(Extracted data entries)
========

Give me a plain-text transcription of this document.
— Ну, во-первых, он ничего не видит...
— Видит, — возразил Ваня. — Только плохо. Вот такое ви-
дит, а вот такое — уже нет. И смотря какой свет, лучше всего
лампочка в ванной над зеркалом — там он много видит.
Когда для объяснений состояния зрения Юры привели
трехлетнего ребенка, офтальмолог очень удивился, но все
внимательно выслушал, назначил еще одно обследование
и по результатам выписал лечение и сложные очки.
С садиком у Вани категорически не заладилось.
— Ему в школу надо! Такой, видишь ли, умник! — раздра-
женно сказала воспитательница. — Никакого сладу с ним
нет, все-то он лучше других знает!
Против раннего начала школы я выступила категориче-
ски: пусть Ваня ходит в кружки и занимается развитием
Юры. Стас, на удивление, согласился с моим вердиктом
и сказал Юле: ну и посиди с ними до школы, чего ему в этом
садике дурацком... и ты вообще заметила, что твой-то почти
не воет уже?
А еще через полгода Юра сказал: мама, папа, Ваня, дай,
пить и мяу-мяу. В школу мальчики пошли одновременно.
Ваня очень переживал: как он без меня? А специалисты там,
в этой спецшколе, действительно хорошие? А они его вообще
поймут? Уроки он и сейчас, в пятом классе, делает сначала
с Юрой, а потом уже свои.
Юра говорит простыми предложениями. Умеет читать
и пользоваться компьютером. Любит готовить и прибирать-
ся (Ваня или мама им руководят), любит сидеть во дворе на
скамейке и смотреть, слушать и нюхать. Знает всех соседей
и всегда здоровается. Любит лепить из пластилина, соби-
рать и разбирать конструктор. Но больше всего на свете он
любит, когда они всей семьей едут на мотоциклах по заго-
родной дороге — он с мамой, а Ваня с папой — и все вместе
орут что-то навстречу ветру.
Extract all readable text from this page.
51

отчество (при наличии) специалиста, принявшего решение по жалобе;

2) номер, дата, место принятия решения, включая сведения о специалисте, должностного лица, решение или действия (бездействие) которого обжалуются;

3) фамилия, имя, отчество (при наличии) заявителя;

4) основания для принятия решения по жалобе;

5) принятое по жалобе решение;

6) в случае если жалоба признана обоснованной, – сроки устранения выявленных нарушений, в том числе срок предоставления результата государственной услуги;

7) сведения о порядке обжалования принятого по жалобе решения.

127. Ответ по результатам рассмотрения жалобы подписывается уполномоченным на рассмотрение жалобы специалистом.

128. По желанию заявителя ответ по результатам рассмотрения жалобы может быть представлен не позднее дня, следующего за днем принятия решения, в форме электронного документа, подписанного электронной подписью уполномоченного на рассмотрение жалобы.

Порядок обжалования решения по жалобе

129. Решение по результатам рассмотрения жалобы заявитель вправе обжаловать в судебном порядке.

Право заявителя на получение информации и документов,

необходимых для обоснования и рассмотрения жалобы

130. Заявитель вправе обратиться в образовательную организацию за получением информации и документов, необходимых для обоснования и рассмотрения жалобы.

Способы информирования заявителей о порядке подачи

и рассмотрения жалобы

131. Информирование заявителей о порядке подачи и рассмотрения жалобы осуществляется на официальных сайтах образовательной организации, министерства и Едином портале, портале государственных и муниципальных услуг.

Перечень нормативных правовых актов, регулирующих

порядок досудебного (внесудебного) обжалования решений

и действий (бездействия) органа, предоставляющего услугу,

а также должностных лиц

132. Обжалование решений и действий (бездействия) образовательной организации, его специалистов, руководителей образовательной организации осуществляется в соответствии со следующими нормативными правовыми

========

→ **Aim**
State how many lines include the string "осуществляется", and nothing more.

→ **Written reply**
2